(Extract to read Opens)

MathArena: Where even GPT-5.5 fails
The MathArena benchmark deserves special attention — a set of difficult mathematical problems that were published only after the tested models were trained. This is therefore a pure test of generalization without the risk of training data contamination.
On MathArena, scientists decomposed the total utility loss into two components: misalignment (the model does not generate the correct answer at all) and irrationality (the model generates it but does not select it). The results are remarkable:
- GPT-5.2: 70.6% of utility loss is due to irrationality, not misalignment
- DeepSeek-V4-Flash: 63.7% of loss is irrationality
- GPT-5.5: 57.5% of loss is irrationality
- Qwen2.5-72B: 38.8% of loss is irrationality
These numbers are key: they show that for the most powerful models, the main problem is no longer that they don't know the answer — but that they can't choose it.
What this means in practice
For developers and companies currently deploying large language models — whether Czech startups using the ChatGPT API or corporations hosting their own Llama or Qwen instances — the research provides concrete lessons:
Alignment alone is not enough. Even if you use the best-aligned model on the market, you still need mechanisms at the inference level to ensure the model selects the best answer. Techniques such as self-consistency (generating multiple answers and selecting the majority), best-of-N sampling, or verifier-guided decoding thus become an indispensable part of production deployment.

(Extract to read Closes)
(Available data Opens)

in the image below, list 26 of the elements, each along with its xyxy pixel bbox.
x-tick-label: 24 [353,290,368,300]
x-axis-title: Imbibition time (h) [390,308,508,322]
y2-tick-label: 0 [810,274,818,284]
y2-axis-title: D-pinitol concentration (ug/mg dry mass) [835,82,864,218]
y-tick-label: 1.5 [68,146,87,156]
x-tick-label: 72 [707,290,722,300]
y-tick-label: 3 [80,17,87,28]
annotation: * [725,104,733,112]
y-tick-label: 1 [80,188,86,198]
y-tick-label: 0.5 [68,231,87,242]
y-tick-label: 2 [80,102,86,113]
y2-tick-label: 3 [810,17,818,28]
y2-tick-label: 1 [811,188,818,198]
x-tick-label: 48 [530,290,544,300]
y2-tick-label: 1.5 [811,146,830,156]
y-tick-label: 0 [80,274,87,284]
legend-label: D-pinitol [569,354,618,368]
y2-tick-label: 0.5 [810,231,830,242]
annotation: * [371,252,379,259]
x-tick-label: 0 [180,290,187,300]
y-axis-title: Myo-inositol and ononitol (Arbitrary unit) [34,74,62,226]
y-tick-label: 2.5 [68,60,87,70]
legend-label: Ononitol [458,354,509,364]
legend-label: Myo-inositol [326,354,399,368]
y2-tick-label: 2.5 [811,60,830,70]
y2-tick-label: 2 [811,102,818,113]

(Available data Closes)

§ Exercise: From the MathArena extract, list every model that is given a percentage of utility loss due to irrationality, along with that percentage.

§ Your response:
- GPT-5.2: 70.6%
- DeepSeek-V4-Flash: 63.7%
- GPT-5.5: 57.5%
- Qwen2.5-72B: 38.8%